__Extracted records__
━━━━━━

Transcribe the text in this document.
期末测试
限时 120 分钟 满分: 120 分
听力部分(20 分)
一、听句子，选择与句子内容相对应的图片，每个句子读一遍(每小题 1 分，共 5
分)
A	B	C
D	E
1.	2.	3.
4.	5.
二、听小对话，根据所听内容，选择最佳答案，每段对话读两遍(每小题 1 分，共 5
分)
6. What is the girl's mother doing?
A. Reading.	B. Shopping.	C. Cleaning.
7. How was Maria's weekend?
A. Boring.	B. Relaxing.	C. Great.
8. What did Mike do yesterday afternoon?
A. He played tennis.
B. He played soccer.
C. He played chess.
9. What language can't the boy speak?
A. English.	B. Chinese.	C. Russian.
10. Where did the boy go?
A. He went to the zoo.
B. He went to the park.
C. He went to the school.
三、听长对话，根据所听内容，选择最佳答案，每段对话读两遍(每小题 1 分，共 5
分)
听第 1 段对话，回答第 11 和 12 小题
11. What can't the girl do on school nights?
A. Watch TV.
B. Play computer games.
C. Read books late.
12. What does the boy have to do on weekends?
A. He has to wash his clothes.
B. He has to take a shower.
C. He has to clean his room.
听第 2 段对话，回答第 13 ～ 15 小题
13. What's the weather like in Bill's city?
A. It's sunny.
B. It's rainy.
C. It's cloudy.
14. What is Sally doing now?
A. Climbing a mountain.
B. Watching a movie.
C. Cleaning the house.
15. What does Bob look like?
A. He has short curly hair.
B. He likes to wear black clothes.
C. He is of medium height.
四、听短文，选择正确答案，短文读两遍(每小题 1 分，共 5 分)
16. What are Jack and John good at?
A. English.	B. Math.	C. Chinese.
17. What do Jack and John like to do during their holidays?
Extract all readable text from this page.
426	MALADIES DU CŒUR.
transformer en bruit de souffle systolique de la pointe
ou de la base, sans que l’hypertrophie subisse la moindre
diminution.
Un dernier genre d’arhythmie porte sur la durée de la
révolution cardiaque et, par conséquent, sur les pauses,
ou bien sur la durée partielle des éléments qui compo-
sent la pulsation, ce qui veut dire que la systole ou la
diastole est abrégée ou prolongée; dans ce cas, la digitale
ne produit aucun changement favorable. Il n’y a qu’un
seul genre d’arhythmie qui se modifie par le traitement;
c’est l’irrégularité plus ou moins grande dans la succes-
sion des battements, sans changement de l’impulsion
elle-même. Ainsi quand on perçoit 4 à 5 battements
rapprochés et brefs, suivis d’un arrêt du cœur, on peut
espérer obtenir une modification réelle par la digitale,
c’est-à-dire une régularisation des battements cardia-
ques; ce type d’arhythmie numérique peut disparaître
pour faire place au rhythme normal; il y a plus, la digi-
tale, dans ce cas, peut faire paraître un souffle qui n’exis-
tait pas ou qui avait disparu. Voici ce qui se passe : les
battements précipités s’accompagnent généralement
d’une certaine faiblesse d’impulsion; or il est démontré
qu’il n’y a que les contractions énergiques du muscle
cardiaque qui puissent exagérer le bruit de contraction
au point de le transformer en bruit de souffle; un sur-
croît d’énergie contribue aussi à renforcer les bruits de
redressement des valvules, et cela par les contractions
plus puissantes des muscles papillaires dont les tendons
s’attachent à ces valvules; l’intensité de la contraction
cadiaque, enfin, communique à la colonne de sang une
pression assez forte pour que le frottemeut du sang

━━━━━━

__PROBLEM TO WORK ON__
Select the lines in this material that hold the word "does", leaving none out.

__THE COMPLETED TASK__
12. What does the boy have to do on weekends?
15. What does Bob look like?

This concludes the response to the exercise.